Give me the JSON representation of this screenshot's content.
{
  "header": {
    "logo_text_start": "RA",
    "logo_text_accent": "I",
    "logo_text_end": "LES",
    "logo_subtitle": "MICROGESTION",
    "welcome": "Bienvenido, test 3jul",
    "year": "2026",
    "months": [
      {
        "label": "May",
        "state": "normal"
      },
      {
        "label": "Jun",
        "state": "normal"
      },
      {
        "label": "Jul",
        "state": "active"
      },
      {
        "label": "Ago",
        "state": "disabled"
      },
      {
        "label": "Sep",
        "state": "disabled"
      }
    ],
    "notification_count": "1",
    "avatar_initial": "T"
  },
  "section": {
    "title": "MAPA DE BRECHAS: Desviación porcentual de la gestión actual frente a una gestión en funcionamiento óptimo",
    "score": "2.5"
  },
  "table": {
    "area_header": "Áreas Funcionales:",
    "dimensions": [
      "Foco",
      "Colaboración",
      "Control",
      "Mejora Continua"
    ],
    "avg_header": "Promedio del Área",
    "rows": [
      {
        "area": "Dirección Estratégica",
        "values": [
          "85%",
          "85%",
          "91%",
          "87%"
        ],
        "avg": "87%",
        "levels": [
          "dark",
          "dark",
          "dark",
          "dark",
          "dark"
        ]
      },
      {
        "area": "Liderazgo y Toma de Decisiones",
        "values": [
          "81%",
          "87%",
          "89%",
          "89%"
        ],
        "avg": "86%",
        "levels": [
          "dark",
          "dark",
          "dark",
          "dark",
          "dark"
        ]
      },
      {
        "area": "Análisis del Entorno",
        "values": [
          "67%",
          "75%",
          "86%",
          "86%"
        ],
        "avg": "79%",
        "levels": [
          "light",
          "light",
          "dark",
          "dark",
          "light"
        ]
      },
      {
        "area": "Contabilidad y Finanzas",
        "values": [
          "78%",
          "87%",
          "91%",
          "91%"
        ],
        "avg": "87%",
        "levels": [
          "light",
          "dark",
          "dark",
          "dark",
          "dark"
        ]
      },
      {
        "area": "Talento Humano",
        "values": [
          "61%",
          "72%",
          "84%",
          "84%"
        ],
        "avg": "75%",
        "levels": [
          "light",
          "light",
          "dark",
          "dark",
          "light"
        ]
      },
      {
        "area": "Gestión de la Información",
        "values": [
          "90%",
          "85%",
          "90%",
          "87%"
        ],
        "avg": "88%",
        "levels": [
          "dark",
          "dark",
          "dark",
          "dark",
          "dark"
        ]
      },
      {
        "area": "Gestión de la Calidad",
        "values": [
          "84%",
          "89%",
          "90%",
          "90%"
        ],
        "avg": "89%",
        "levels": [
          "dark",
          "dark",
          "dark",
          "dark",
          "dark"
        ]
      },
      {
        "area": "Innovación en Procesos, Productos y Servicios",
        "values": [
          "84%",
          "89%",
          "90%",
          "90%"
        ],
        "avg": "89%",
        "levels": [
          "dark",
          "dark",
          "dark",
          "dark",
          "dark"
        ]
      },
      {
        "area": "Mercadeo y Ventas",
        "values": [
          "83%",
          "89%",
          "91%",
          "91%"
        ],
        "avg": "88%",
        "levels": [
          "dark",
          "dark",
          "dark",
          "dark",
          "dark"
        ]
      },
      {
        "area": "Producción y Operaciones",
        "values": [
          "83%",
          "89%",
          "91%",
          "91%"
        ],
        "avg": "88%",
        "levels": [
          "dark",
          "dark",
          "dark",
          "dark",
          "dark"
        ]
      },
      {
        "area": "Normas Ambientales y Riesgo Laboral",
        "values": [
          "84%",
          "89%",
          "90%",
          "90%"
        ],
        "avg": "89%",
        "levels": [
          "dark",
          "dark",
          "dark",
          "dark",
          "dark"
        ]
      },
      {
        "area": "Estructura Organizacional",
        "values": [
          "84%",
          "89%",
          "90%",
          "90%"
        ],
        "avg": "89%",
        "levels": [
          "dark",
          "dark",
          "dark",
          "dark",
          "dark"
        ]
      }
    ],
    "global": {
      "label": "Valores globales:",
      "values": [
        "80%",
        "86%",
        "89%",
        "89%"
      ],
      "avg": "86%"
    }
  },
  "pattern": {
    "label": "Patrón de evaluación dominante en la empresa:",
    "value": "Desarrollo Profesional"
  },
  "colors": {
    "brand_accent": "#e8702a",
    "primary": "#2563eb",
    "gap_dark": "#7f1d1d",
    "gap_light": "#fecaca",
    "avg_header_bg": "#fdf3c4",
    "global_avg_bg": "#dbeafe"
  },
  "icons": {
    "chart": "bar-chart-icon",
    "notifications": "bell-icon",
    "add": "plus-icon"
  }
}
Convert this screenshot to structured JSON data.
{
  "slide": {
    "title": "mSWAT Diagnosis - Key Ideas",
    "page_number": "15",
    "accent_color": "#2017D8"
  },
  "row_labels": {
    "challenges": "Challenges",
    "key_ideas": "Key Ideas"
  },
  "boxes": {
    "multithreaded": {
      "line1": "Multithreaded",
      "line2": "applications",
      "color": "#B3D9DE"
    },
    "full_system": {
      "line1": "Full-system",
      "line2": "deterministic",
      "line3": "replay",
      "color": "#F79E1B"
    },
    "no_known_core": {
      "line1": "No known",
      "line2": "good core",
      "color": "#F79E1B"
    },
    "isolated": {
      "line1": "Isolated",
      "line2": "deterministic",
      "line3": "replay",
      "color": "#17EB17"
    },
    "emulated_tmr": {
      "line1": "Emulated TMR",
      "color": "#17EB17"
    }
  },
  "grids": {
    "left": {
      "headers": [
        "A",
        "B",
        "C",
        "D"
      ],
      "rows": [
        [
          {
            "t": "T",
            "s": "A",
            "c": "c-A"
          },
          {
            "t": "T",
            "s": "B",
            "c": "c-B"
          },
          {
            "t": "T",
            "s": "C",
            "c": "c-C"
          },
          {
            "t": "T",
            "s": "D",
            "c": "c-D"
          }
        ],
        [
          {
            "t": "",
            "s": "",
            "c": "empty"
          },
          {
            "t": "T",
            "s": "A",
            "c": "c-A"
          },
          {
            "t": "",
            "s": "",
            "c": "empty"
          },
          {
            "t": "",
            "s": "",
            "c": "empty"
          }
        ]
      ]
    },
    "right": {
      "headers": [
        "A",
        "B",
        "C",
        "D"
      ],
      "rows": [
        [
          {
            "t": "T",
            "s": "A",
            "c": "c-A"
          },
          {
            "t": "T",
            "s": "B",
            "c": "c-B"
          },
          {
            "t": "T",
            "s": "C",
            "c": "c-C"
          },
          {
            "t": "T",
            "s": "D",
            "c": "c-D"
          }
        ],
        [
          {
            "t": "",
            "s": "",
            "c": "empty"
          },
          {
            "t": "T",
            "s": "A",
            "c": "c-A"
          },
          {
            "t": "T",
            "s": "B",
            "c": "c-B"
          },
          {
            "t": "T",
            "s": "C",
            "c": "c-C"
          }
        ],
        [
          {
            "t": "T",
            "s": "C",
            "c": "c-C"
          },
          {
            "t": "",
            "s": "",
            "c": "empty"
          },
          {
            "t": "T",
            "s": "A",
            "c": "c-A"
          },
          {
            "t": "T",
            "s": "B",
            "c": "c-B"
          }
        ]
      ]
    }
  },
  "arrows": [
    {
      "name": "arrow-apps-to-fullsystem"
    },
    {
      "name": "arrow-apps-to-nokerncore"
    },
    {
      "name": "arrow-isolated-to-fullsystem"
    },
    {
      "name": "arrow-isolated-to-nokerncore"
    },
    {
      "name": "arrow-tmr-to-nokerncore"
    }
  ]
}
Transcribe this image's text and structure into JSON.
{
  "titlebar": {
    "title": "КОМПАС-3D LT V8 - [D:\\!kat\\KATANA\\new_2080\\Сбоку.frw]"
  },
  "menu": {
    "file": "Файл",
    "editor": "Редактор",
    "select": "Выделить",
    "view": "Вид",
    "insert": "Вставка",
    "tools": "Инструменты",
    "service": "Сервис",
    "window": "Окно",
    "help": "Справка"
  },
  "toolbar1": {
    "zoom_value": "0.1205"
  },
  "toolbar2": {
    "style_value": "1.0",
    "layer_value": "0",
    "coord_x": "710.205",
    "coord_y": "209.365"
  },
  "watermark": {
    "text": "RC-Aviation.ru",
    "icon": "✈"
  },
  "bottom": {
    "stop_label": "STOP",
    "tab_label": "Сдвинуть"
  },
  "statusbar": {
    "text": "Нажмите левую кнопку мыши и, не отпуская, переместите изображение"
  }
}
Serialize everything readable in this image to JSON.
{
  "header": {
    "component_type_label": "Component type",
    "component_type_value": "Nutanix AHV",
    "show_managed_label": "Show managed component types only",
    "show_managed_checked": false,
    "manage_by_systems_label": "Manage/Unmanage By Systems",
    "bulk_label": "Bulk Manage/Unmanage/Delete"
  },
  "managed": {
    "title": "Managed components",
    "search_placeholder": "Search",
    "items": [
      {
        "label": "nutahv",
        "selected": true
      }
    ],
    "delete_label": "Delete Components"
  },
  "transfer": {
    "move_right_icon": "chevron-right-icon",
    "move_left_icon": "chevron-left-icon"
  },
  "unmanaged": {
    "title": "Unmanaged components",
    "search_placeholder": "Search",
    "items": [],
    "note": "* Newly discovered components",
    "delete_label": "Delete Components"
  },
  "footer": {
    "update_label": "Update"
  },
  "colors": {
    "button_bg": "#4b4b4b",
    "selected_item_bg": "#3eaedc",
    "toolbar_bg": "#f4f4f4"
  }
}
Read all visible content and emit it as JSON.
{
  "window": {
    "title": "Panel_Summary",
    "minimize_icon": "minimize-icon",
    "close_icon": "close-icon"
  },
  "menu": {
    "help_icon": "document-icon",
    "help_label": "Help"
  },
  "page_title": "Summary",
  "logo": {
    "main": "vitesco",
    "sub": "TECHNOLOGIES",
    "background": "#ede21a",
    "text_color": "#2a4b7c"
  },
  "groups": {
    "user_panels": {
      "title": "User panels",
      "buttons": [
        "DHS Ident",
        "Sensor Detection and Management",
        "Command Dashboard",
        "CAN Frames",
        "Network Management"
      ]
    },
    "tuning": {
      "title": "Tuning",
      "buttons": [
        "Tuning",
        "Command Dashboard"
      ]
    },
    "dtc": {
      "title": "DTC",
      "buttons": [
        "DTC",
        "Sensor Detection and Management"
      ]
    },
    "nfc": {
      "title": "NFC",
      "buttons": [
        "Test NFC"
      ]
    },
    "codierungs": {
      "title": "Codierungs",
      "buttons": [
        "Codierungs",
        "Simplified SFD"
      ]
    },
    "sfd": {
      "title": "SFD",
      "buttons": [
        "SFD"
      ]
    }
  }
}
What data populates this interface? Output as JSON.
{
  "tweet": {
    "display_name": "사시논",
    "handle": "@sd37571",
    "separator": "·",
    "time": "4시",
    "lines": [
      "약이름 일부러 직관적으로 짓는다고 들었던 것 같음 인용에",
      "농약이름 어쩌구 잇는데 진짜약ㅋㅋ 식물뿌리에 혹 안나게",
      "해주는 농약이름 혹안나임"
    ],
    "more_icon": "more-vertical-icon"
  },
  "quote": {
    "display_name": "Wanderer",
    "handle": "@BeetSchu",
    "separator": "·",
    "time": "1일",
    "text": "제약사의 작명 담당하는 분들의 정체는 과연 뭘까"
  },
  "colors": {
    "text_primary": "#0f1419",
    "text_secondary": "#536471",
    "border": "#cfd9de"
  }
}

------------------------

* [Goal of the exercise]: What is the number of lines in the listing that include the word "Detection"? Give that number and nothing else.

* [Response for this exercise]: 2